__Given task__.
Reproduce the records that follow in full, excluding any picture they contain.

__Information provided__.
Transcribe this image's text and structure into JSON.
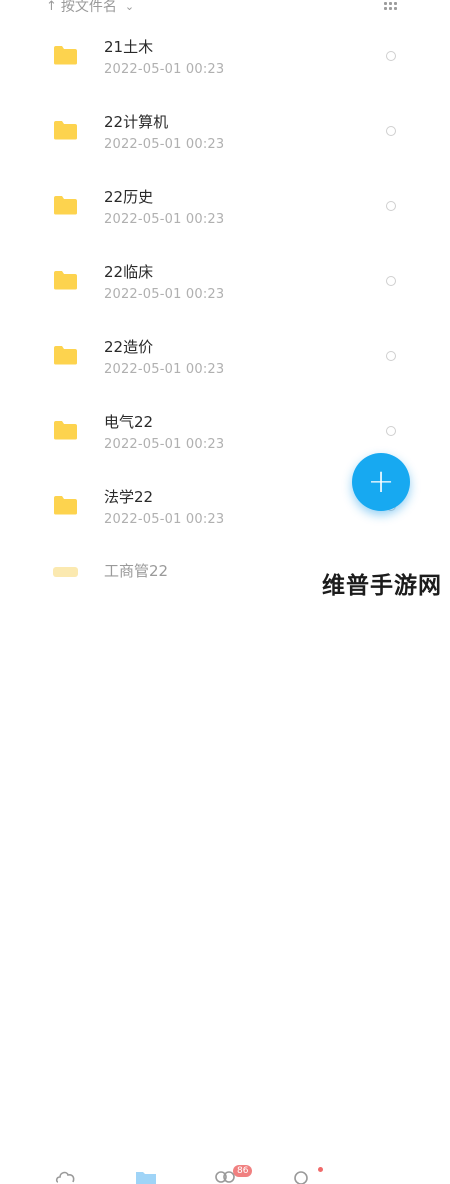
{
  "header": {
    "sort_arrow": "↑",
    "sort_label": "按文件名",
    "sort_chevron": "⌄",
    "view_toggle_icon": "grid-icon"
  },
  "files": [
    {
      "name": "21土木",
      "date": "2022-05-01",
      "time": "00:23"
    },
    {
      "name": "22计算机",
      "date": "2022-05-01",
      "time": "00:23"
    },
    {
      "name": "22历史",
      "date": "2022-05-01",
      "time": "00:23"
    },
    {
      "name": "22临床",
      "date": "2022-05-01",
      "time": "00:23"
    },
    {
      "name": "22造价",
      "date": "2022-05-01",
      "time": "00:23"
    },
    {
      "name": "电气22",
      "date": "2022-05-01",
      "time": "00:23"
    },
    {
      "name": "法学22",
      "date": "2022-05-01",
      "time": "00:23"
    }
  ],
  "partial_file": {
    "name": "工商管22"
  },
  "fab": {
    "label": "+"
  },
  "bottom_nav": {
    "badge": "86"
  },
  "watermark": "维普手游网",
  "colors": {
    "folder": "#fdd34e",
    "accent": "#17a9f1",
    "badge": "#f08080"
  }
}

__Completed exercise__.
Transcribe this image's text and structure into JSON.
{
  "header": {
    "sort_arrow": "↑",
    "sort_label": "按文件名",
    "sort_chevron": "⌄",
    "view_toggle_icon": "grid-icon"
  },
  "files": [
    {
      "name": "21土木",
      "date": "2022-05-01",
      "time": "00:23"
    },
    {
      "name": "22计算机",
      "date": "2022-05-01",
      "time": "00:23"
    },
    {
      "name": "22历史",
      "date": "2022-05-01",
      "time": "00:23"
    },
    {
      "name": "22临床",
      "date": "2022-05-01",
      "time": "00:23"
    },
    {
      "name": "22造价",
      "date": "2022-05-01",
      "time": "00:23"
    },
    {
      "name": "电气22",
      "date": "2022-05-01",
      "time": "00:23"
    },
    {
      "name": "法学22",
      "date": "2022-05-01",
      "time": "00:23"
    }
  ],
  "partial_file": {
    "name": "工商管22"
  },
  "fab": {
    "label": "+"
  },
  "bottom_nav": {
    "badge": "86"
  },
  "watermark": "维普手游网",
  "colors": {
    "folder": "#fdd34e",
    "accent": "#17a9f1",
    "badge": "#f08080"
  }
}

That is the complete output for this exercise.